**STATED PROBLEM**. Make an exact copy of the data below, leaving out every picture.

(Extracted data entries)
======
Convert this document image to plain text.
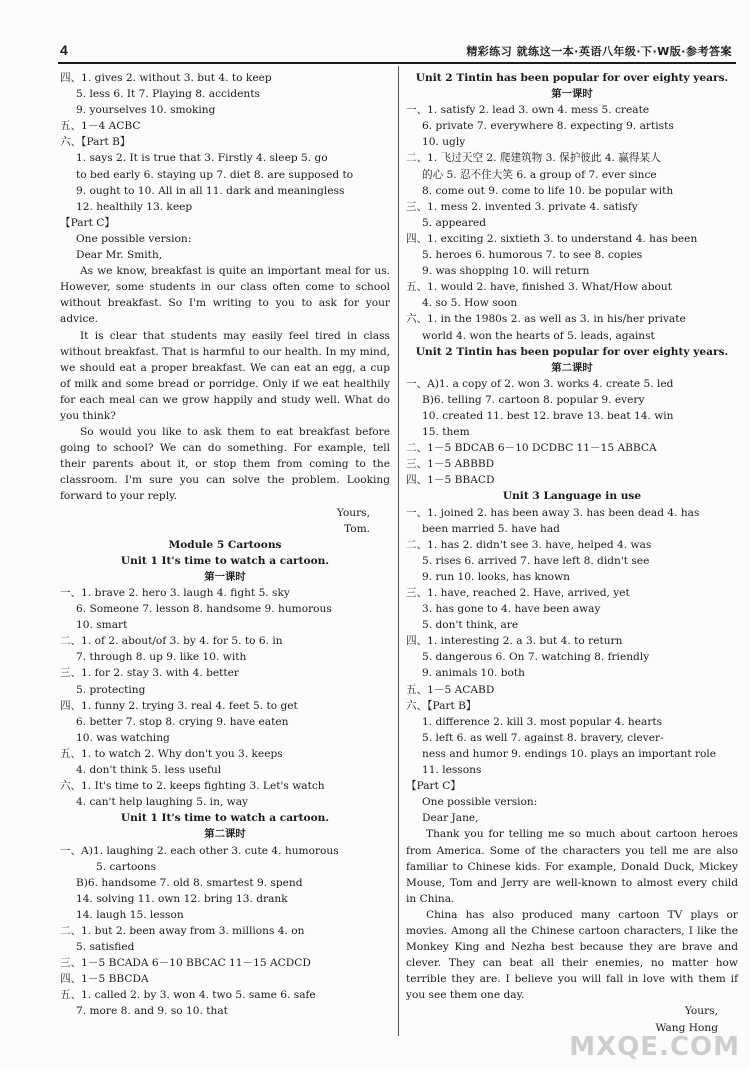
4	精彩练习 就练这一本·英语八年级·下·W版·参考答案
四、1. gives 2. without 3. but 4. to keep
5. less 6. It 7. Playing 8. accidents
9. yourselves 10. smoking
五、1－4 ACBC
六、【Part B】
1. says 2. It is true that 3. Firstly 4. sleep 5. go
to bed early 6. staying up 7. diet 8. are supposed to
9. ought to 10. All in all 11. dark and meaningless
12. healthily 13. keep
【Part C】
One possible version:
Dear Mr. Smith,
As we know, breakfast is quite an important meal for us. However, some students in our class often come to school without breakfast. So I'm writing to you to ask for your advice.
It is clear that students may easily feel tired in class without breakfast. That is harmful to our health. In my mind, we should eat a proper breakfast. We can eat an egg, a cup of milk and some bread or porridge. Only if we eat healthily for each meal can we grow happily and study well. What do you think?
So would you like to ask them to eat breakfast before going to school? We can do something. For example, tell their parents about it, or stop them from coming to the classroom. I'm sure you can solve the problem. Looking forward to your reply.
Yours,
Tom.
Module 5 Cartoons
Unit 1 It's time to watch a cartoon.
第一课时
一、1. brave 2. hero 3. laugh 4. fight 5. sky
6. Someone 7. lesson 8. handsome 9. humorous
10. smart
二、1. of 2. about/of 3. by 4. for 5. to 6. in
7. through 8. up 9. like 10. with
三、1. for 2. stay 3. with 4. better
5. protecting
四、1. funny 2. trying 3. real 4. feet 5. to get
6. better 7. stop 8. crying 9. have eaten
10. was watching
五、1. to watch 2. Why don't you 3. keeps
4. don't think 5. less useful
六、1. It's time to 2. keeps fighting 3. Let's watch
4. can't help laughing 5. in, way
Unit 1 It's time to watch a cartoon.
第二课时
一、A)1. laughing 2. each other 3. cute 4. humorous
5. cartoons
B)6. handsome 7. old 8. smartest 9. spend
14. solving 11. own 12. bring 13. drank
14. laugh 15. lesson
二、1. but 2. been away from 3. millions 4. on
5. satisfied
三、1－5 BCADA 6－10 BBCAC 11－15 ACDCD
四、1－5 BBCDA
五、1. called 2. by 3. won 4. two 5. same 6. safe
7. more 8. and 9. so 10. that
Unit 2 Tintin has been popular for over eighty years.
第一课时
一、1. satisfy 2. lead 3. own 4. mess 5. create
6. private 7. everywhere 8. expecting 9. artists
10. ugly
二、1. 飞过天空 2. 爬建筑物 3. 保护彼此 4. 赢得某人
的心 5. 忍不住大笑 6. a group of 7. ever since
8. come out 9. come to life 10. be popular with
三、1. mess 2. invented 3. private 4. satisfy
5. appeared
四、1. exciting 2. sixtieth 3. to understand 4. has been
5. heroes 6. humorous 7. to see 8. copies
9. was shopping 10. will return
五、1. would 2. have, finished 3. What/How about
4. so 5. How soon
六、1. in the 1980s 2. as well as 3. in his/her private
world 4. won the hearts of 5. leads, against
Unit 2 Tintin has been popular for over eighty years.
第二课时
一、A)1. a copy of 2. won 3. works 4. create 5. led
B)6. telling 7. cartoon 8. popular 9. every
10. created 11. best 12. brave 13. beat 14. win
15. them
二、1－5 BDCAB 6－10 DCDBC 11－15 ABBCA
三、1－5 ABBBD
四、1－5 BBACD
Unit 3 Language in use
一、1. joined 2. has been away 3. has been dead 4. has
been married 5. have had
二、1. has 2. didn't see 3. have, helped 4. was
5. rises 6. arrived 7. have left 8. didn't see
9. run 10. looks, has known
三、1. have, reached 2. Have, arrived, yet
3. has gone to 4. have been away
5. don't think, are
四、1. interesting 2. a 3. but 4. to return
5. dangerous 6. On 7. watching 8. friendly
9. animals 10. both
五、1－5 ACABD
六、【Part B】
1. difference 2. kill 3. most popular 4. hearts
5. left 6. as well 7. against 8. bravery, clever-
ness and humor 9. endings 10. plays an important role
11. lessons
【Part C】
One possible version:
Dear Jane,
Thank you for telling me so much about cartoon heroes from America. Some of the characters you tell me are also familiar to Chinese kids. For example, Donald Duck, Mickey Mouse, Tom and Jerry are well-known to almost every child in China.
China has also produced many cartoon TV plays or movies. Among all the Chinese cartoon characters, I like the Monkey King and Nezha best because they are brave and clever. They can beat all their enemies, no matter how terrible they are. I believe you will fall in love with them if you see them one day.
Yours,
Wang Hong
MXQE.COM
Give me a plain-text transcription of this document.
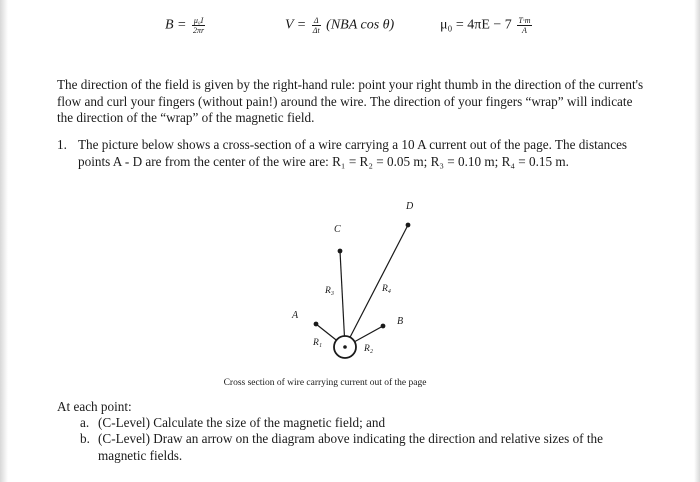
$B = \frac{\text{μ₀I}}{2\pi r}$	$V = \frac{\Delta}{\Delta t} (NBA$ cos θ)	$\mu_0 = 4\pi E - 7 \frac{T\cdot m}{A}$
The direction of the field is given by the right-hand rule: point your right thumb in the direction of the current's flow and curl your fingers (without pain!) around the wire. The direction of your fingers “wrap” will indicate the direction of the “wrap” of the magnetic field.
1. The picture below shows a cross-section of a wire carrying a 10 A current out of the page. The distances points A - D are from the center of the wire are: R₁ = R₂ = 0.05 m; R₃ = 0.10 m; R₄ = 0.15 m.
A
B
C
D
R₁
R₂
R₃	R₄
Cross section of wire carrying current out of the page
At each point:
a. (C-Level) Calculate the size of the magnetic field; and
b. (C-Level) Draw an arrow on the diagram above indicating the direction and relative sizes of the magnetic fields.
======
**FULL OUTPUT**.
Convert this document image to plain text.
4	精彩练习 就练这一本·英语八年级·下·W版·参考答案
四、1. gives 2. without 3. but 4. to keep
5. less 6. It 7. Playing 8. accidents
9. yourselves 10. smoking
五、1－4 ACBC
六、【Part B】
1. says 2. It is true that 3. Firstly 4. sleep 5. go
to bed early 6. staying up 7. diet 8. are supposed to
9. ought to 10. All in all 11. dark and meaningless
12. healthily 13. keep
【Part C】
One possible version:
Dear Mr. Smith,
As we know, breakfast is quite an important meal for us. However, some students in our class often come to school without breakfast. So I'm writing to you to ask for your advice.
It is clear that students may easily feel tired in class without breakfast. That is harmful to our health. In my mind, we should eat a proper breakfast. We can eat an egg, a cup of milk and some bread or porridge. Only if we eat healthily for each meal can we grow happily and study well. What do you think?
So would you like to ask them to eat breakfast before going to school? We can do something. For example, tell their parents about it, or stop them from coming to the classroom. I'm sure you can solve the problem. Looking forward to your reply.
Yours,
Tom.
Module 5 Cartoons
Unit 1 It's time to watch a cartoon.
第一课时
一、1. brave 2. hero 3. laugh 4. fight 5. sky
6. Someone 7. lesson 8. handsome 9. humorous
10. smart
二、1. of 2. about/of 3. by 4. for 5. to 6. in
7. through 8. up 9. like 10. with
三、1. for 2. stay 3. with 4. better
5. protecting
四、1. funny 2. trying 3. real 4. feet 5. to get
6. better 7. stop 8. crying 9. have eaten
10. was watching
五、1. to watch 2. Why don't you 3. keeps
4. don't think 5. less useful
六、1. It's time to 2. keeps fighting 3. Let's watch
4. can't help laughing 5. in, way
Unit 1 It's time to watch a cartoon.
第二课时
一、A)1. laughing 2. each other 3. cute 4. humorous
5. cartoons
B)6. handsome 7. old 8. smartest 9. spend
14. solving 11. own 12. bring 13. drank
14. laugh 15. lesson
二、1. but 2. been away from 3. millions 4. on
5. satisfied
三、1－5 BCADA 6－10 BBCAC 11－15 ACDCD
四、1－5 BBCDA
五、1. called 2. by 3. won 4. two 5. same 6. safe
7. more 8. and 9. so 10. that
Unit 2 Tintin has been popular for over eighty years.
第一课时
一、1. satisfy 2. lead 3. own 4. mess 5. create
6. private 7. everywhere 8. expecting 9. artists
10. ugly
二、1. 飞过天空 2. 爬建筑物 3. 保护彼此 4. 赢得某人
的心 5. 忍不住大笑 6. a group of 7. ever since
8. come out 9. come to life 10. be popular with
三、1. mess 2. invented 3. private 4. satisfy
5. appeared
四、1. exciting 2. sixtieth 3. to understand 4. has been
5. heroes 6. humorous 7. to see 8. copies
9. was shopping 10. will return
五、1. would 2. have, finished 3. What/How about
4. so 5. How soon
六、1. in the 1980s 2. as well as 3. in his/her private
world 4. won the hearts of 5. leads, against
Unit 2 Tintin has been popular for over eighty years.
第二课时
一、A)1. a copy of 2. won 3. works 4. create 5. led
B)6. telling 7. cartoon 8. popular 9. every
10. created 11. best 12. brave 13. beat 14. win
15. them
二、1－5 BDCAB 6－10 DCDBC 11－15 ABBCA
三、1－5 ABBBD
四、1－5 BBACD
Unit 3 Language in use
一、1. joined 2. has been away 3. has been dead 4. has
been married 5. have had
二、1. has 2. didn't see 3. have, helped 4. was
5. rises 6. arrived 7. have left 8. didn't see
9. run 10. looks, has known
三、1. have, reached 2. Have, arrived, yet
3. has gone to 4. have been away
5. don't think, are
四、1. interesting 2. a 3. but 4. to return
5. dangerous 6. On 7. watching 8. friendly
9. animals 10. both
五、1－5 ACABD
六、【Part B】
1. difference 2. kill 3. most popular 4. hearts
5. left 6. as well 7. against 8. bravery, clever-
ness and humor 9. endings 10. plays an important role
11. lessons
【Part C】
One possible version:
Dear Jane,
Thank you for telling me so much about cartoon heroes from America. Some of the characters you tell me are also familiar to Chinese kids. For example, Donald Duck, Mickey Mouse, Tom and Jerry are well-known to almost every child in China.
China has also produced many cartoon TV plays or movies. Among all the Chinese cartoon characters, I like the Monkey King and Nezha best because they are brave and clever. They can beat all their enemies, no matter how terrible they are. I believe you will fall in love with them if you see them one day.
Yours,
Wang Hong
MXQE.COM
Give me a plain-text transcription of this document.
$B = \frac{\text{μ₀I}}{2\pi r}$	$V = \frac{\Delta}{\Delta t} (NBA$ cos θ)	$\mu_0 = 4\pi E - 7 \frac{T\cdot m}{A}$
The direction of the field is given by the right-hand rule: point your right thumb in the direction of the current's flow and curl your fingers (without pain!) around the wire. The direction of your fingers “wrap” will indicate the direction of the “wrap” of the magnetic field.
1. The picture below shows a cross-section of a wire carrying a 10 A current out of the page. The distances points A - D are from the center of the wire are: R₁ = R₂ = 0.05 m; R₃ = 0.10 m; R₄ = 0.15 m.
A
B
C
D
R₁
R₂
R₃	R₄
Cross section of wire carrying current out of the page
At each point:
a. (C-Level) Calculate the size of the magnetic field; and
b. (C-Level) Draw an arrow on the diagram above indicating the direction and relative sizes of the magnetic fields.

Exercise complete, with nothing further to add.